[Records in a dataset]

····················

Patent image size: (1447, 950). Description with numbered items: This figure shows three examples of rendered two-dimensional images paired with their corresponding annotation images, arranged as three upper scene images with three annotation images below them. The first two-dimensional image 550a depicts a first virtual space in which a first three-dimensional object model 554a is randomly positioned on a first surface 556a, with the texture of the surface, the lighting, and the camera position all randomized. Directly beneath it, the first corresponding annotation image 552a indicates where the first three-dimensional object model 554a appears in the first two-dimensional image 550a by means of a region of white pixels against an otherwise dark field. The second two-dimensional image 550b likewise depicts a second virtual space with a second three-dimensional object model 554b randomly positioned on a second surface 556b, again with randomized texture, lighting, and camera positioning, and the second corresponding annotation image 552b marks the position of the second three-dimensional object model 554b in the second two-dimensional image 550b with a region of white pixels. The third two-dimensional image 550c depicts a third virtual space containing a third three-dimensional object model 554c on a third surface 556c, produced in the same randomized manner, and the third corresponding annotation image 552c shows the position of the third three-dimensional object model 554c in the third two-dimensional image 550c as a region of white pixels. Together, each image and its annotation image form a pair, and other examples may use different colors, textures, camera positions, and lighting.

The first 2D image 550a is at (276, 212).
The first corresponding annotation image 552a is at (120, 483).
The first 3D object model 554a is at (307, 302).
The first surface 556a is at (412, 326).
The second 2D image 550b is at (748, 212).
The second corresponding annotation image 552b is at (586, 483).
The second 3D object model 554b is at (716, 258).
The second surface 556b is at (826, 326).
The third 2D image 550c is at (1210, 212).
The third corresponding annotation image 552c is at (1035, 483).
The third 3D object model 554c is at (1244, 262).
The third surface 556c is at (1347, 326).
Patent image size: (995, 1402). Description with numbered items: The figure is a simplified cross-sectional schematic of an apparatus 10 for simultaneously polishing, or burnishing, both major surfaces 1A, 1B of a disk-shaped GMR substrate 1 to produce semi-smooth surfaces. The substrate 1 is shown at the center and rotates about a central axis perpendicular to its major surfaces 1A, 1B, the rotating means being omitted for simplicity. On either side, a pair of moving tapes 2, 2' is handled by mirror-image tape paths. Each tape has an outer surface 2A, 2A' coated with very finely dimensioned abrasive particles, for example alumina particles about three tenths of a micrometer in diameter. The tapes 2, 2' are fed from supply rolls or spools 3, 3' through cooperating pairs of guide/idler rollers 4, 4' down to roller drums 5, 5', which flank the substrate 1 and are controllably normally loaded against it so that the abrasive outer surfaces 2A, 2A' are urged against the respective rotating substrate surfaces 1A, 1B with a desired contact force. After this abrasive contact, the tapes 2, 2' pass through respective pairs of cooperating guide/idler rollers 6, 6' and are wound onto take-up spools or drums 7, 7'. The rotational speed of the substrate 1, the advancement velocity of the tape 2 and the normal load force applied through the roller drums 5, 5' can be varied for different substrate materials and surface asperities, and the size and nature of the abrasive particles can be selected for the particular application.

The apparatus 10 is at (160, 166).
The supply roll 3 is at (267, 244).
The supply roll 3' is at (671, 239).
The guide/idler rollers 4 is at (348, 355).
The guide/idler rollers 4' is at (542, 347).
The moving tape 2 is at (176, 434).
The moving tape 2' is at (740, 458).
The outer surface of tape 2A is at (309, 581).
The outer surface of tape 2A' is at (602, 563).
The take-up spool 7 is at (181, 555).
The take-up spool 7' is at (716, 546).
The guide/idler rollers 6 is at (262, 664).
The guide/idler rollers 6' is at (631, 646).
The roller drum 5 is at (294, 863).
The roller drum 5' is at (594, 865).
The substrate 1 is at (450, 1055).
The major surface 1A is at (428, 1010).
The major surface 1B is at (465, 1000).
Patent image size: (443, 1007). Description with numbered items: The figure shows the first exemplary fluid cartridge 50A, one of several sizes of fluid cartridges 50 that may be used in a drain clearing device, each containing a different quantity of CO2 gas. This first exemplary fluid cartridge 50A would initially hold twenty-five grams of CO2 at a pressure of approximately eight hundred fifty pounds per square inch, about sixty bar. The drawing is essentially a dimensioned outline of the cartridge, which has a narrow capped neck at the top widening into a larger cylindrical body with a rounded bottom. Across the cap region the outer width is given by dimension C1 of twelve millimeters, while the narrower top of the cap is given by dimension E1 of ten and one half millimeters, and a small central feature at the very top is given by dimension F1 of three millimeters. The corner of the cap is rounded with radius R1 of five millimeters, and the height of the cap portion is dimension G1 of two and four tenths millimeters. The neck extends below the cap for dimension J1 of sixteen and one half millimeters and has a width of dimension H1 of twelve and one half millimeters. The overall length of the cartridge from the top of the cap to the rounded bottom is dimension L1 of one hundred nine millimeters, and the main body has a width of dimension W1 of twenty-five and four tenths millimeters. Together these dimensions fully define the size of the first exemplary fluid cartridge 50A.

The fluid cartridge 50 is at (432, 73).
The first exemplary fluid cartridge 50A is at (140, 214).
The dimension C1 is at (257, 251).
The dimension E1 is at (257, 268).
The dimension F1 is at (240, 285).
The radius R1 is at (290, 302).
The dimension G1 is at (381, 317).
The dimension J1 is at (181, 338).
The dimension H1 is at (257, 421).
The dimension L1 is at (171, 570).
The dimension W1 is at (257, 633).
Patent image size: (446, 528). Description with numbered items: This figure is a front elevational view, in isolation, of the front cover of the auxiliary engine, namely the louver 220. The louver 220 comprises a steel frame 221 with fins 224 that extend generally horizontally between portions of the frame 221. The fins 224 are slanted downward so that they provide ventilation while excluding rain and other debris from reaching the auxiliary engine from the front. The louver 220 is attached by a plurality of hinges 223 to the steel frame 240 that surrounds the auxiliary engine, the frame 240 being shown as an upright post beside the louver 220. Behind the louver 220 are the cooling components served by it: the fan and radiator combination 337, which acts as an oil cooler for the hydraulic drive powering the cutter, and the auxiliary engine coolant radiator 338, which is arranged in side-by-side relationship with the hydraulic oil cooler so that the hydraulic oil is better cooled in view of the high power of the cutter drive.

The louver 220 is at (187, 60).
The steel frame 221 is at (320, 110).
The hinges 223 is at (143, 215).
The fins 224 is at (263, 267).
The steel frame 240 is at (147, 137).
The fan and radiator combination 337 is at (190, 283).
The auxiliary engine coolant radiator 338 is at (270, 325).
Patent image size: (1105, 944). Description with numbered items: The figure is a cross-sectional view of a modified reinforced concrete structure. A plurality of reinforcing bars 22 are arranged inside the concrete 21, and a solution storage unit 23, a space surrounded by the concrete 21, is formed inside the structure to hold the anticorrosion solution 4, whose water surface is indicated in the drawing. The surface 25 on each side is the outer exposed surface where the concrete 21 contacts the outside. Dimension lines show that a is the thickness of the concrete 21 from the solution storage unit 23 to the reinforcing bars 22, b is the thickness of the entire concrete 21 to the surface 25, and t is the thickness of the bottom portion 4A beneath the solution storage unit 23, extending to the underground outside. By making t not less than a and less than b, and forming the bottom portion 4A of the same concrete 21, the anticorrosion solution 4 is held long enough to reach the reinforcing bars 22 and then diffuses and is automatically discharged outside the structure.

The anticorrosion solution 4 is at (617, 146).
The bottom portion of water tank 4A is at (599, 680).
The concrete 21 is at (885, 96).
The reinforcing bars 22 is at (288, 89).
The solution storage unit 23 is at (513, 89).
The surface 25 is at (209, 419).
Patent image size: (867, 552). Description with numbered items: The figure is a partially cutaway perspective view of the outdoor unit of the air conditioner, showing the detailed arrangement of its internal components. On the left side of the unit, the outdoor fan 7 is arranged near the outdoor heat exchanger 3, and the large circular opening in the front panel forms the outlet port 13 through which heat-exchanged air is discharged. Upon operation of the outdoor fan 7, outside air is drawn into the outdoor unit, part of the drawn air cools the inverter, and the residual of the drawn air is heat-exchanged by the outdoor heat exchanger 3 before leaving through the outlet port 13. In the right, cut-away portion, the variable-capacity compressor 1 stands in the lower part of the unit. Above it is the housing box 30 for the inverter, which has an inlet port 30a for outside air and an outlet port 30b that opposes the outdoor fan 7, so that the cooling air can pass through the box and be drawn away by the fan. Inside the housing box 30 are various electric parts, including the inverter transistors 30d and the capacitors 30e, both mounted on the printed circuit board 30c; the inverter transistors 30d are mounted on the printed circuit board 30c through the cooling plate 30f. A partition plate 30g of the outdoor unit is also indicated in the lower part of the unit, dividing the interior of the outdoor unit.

····················

Write out everything from the line containing "Patent image size: (446, 528)." down to the line containing "The auxiliary engine coolant radiator 338 is", swapping "front cover" for "front panel" and leaving all else unchanged.

Patent image size: (446, 528). Description with numbered items: This figure is a front elevational view, in isolation, of the front panel of the auxiliary engine, namely the louver 220. The louver 220 comprises a steel frame 221 with fins 224 that extend generally horizontally between portions of the frame 221. The fins 224 are slanted downward so that they provide ventilation while excluding rain and other debris from reaching the auxiliary engine from the front. The louver 220 is attached by a plurality of hinges 223 to the steel frame 240 that surrounds the auxiliary engine, the frame 240 being shown as an upright post beside the louver 220. Behind the louver 220 are the cooling components served by it: the fan and radiator combination 337, which acts as an oil cooler for the hydraulic drive powering the cutter, and the auxiliary engine coolant radiator 338, which is arranged in side-by-side relationship with the hydraulic oil cooler so that the hydraulic oil is better cooled in view of the high power of the cutter drive.

The louver 220 is at (187, 60).
The steel frame 221 is at (320, 110).
The hinges 223 is at (143, 215).
The fins 224 is at (263, 267).
The steel frame 240 is at (147, 137).
The fan and radiator combination 337 is at (190, 283).
The auxiliary engine coolant radiator 338 is at (270, 325).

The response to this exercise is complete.